**JOB**
Repeat the listing exactly as given, omitting every image.
--- EXTRACTED ENTRIES ---
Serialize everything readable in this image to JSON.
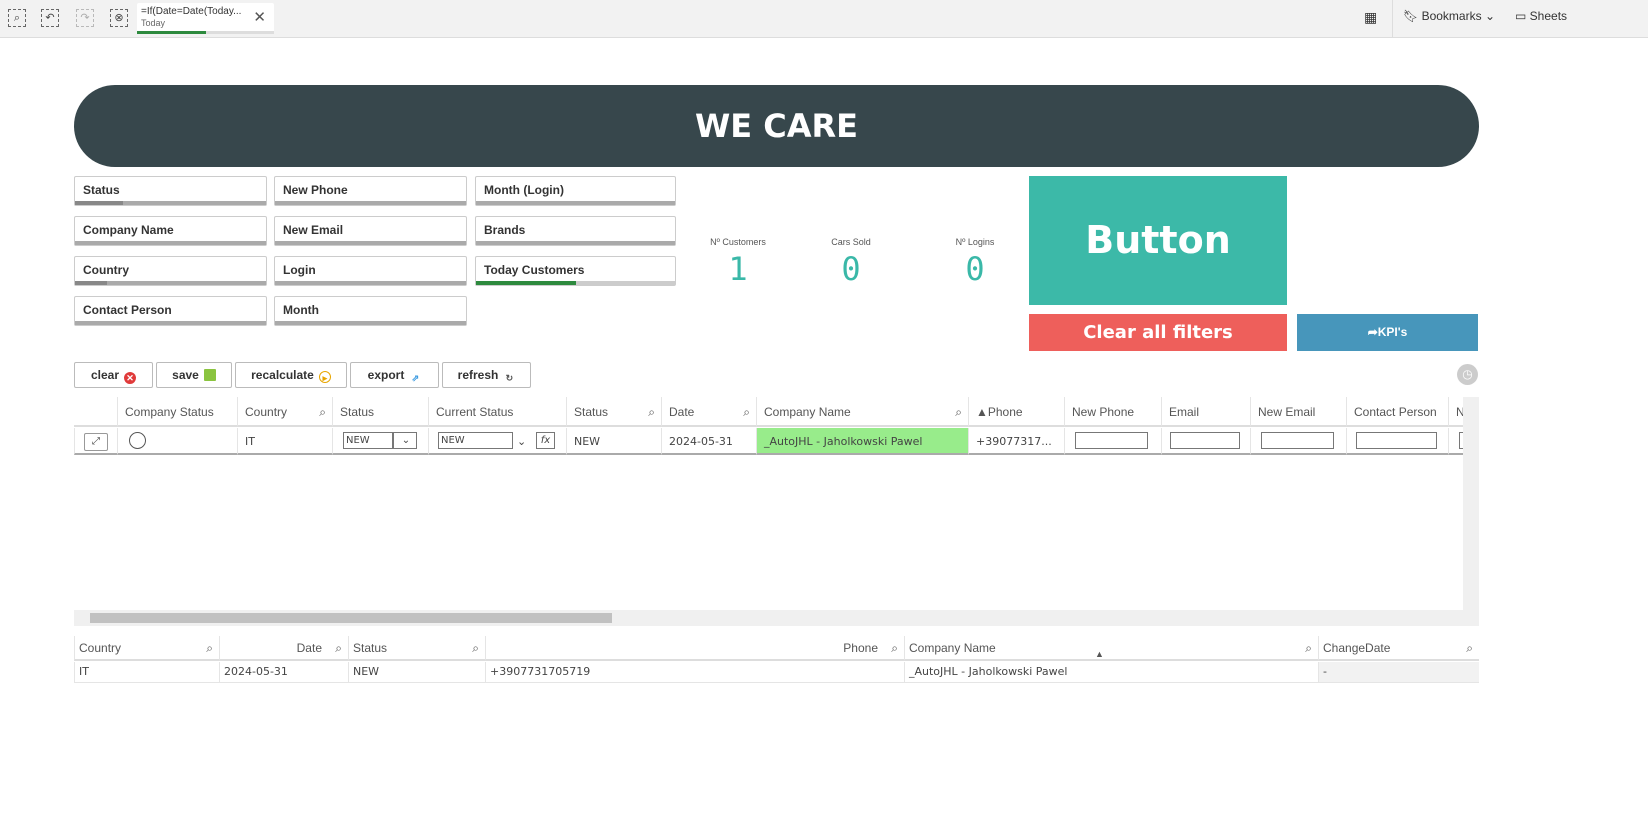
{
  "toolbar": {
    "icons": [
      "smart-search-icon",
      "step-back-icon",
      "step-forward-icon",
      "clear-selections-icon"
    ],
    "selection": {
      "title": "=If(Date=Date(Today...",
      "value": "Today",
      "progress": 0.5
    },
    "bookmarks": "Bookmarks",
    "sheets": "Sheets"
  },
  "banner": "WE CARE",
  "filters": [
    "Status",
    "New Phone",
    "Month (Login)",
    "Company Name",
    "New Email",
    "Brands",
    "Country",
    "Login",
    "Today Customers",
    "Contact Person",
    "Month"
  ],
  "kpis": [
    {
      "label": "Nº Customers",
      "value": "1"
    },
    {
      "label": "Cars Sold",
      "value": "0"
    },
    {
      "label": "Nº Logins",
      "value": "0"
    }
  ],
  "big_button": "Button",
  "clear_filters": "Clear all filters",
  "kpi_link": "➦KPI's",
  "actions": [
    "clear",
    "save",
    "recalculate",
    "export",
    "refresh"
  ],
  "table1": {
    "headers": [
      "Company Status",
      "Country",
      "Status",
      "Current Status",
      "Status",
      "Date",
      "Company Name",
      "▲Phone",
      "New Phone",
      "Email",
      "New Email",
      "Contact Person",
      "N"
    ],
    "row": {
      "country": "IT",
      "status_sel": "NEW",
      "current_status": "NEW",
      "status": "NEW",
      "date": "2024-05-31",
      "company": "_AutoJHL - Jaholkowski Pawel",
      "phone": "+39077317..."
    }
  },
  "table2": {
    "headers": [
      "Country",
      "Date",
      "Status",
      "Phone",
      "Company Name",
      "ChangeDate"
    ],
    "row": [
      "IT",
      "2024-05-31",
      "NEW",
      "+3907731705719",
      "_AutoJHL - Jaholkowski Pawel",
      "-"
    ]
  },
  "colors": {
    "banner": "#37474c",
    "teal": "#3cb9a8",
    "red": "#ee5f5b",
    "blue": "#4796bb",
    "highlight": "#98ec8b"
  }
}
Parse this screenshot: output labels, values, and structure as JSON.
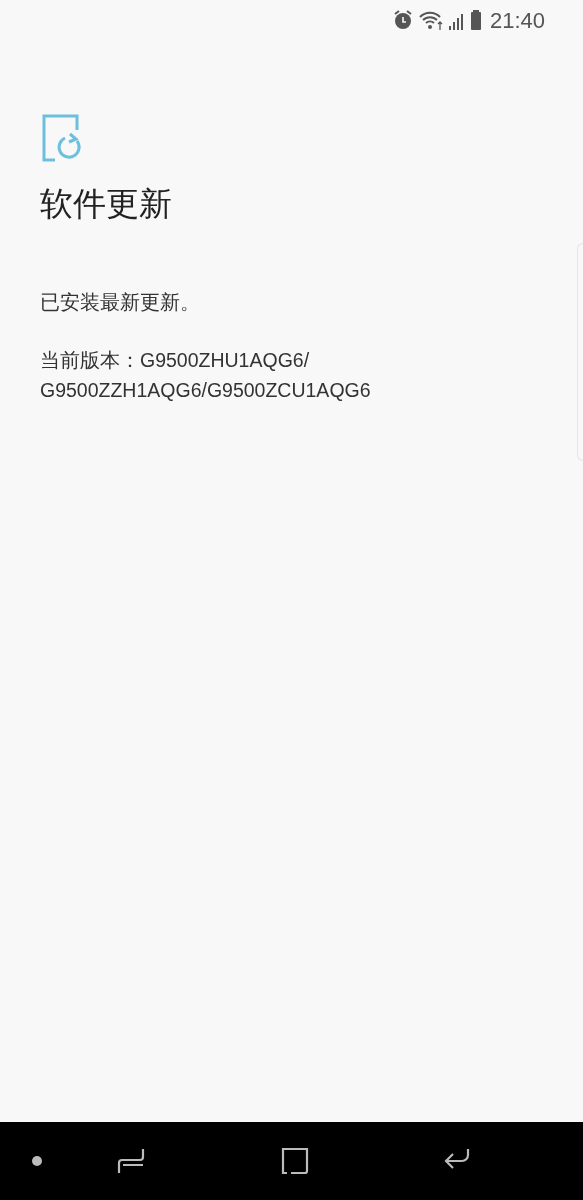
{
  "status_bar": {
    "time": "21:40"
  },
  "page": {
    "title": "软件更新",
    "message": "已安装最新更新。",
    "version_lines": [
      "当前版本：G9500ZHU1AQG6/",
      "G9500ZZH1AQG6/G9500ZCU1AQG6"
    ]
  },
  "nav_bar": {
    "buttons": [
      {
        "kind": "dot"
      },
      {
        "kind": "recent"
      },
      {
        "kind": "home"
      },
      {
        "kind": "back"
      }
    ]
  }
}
---
**SOLVED PROBLEM**
Serialize everything readable in this image to JSON.
{
  "toolbar": {
    "icons": [
      "smart-search-icon",
      "step-back-icon",
      "step-forward-icon",
      "clear-selections-icon"
    ],
    "selection": {
      "title": "=If(Date=Date(Today...",
      "value": "Today",
      "progress": 0.5
    },
    "bookmarks": "Bookmarks",
    "sheets": "Sheets"
  },
  "banner": "WE CARE",
  "filters": [
    "Status",
    "New Phone",
    "Month (Login)",
    "Company Name",
    "New Email",
    "Brands",
    "Country",
    "Login",
    "Today Customers",
    "Contact Person",
    "Month"
  ],
  "kpis": [
    {
      "label": "Nº Customers",
      "value": "1"
    },
    {
      "label": "Cars Sold",
      "value": "0"
    },
    {
      "label": "Nº Logins",
      "value": "0"
    }
  ],
  "big_button": "Button",
  "clear_filters": "Clear all filters",
  "kpi_link": "➦KPI's",
  "actions": [
    "clear",
    "save",
    "recalculate",
    "export",
    "refresh"
  ],
  "table1": {
    "headers": [
      "Company Status",
      "Country",
      "Status",
      "Current Status",
      "Status",
      "Date",
      "Company Name",
      "▲Phone",
      "New Phone",
      "Email",
      "New Email",
      "Contact Person",
      "N"
    ],
    "row": {
      "country": "IT",
      "status_sel": "NEW",
      "current_status": "NEW",
      "status": "NEW",
      "date": "2024-05-31",
      "company": "_AutoJHL - Jaholkowski Pawel",
      "phone": "+39077317..."
    }
  },
  "table2": {
    "headers": [
      "Country",
      "Date",
      "Status",
      "Phone",
      "Company Name",
      "ChangeDate"
    ],
    "row": [
      "IT",
      "2024-05-31",
      "NEW",
      "+3907731705719",
      "_AutoJHL - Jaholkowski Pawel",
      "-"
    ]
  },
  "colors": {
    "banner": "#37474c",
    "teal": "#3cb9a8",
    "red": "#ee5f5b",
    "blue": "#4796bb",
    "highlight": "#98ec8b"
  }
}
Parse this screenshot: output labels, values, and structure as JSON.
{
  "status_bar": {
    "time": "21:40"
  },
  "page": {
    "title": "软件更新",
    "message": "已安装最新更新。",
    "version_lines": [
      "当前版本：G9500ZHU1AQG6/",
      "G9500ZZH1AQG6/G9500ZCU1AQG6"
    ]
  },
  "nav_bar": {
    "buttons": [
      {
        "kind": "dot"
      },
      {
        "kind": "recent"
      },
      {
        "kind": "home"
      },
      {
        "kind": "back"
      }
    ]
  }
}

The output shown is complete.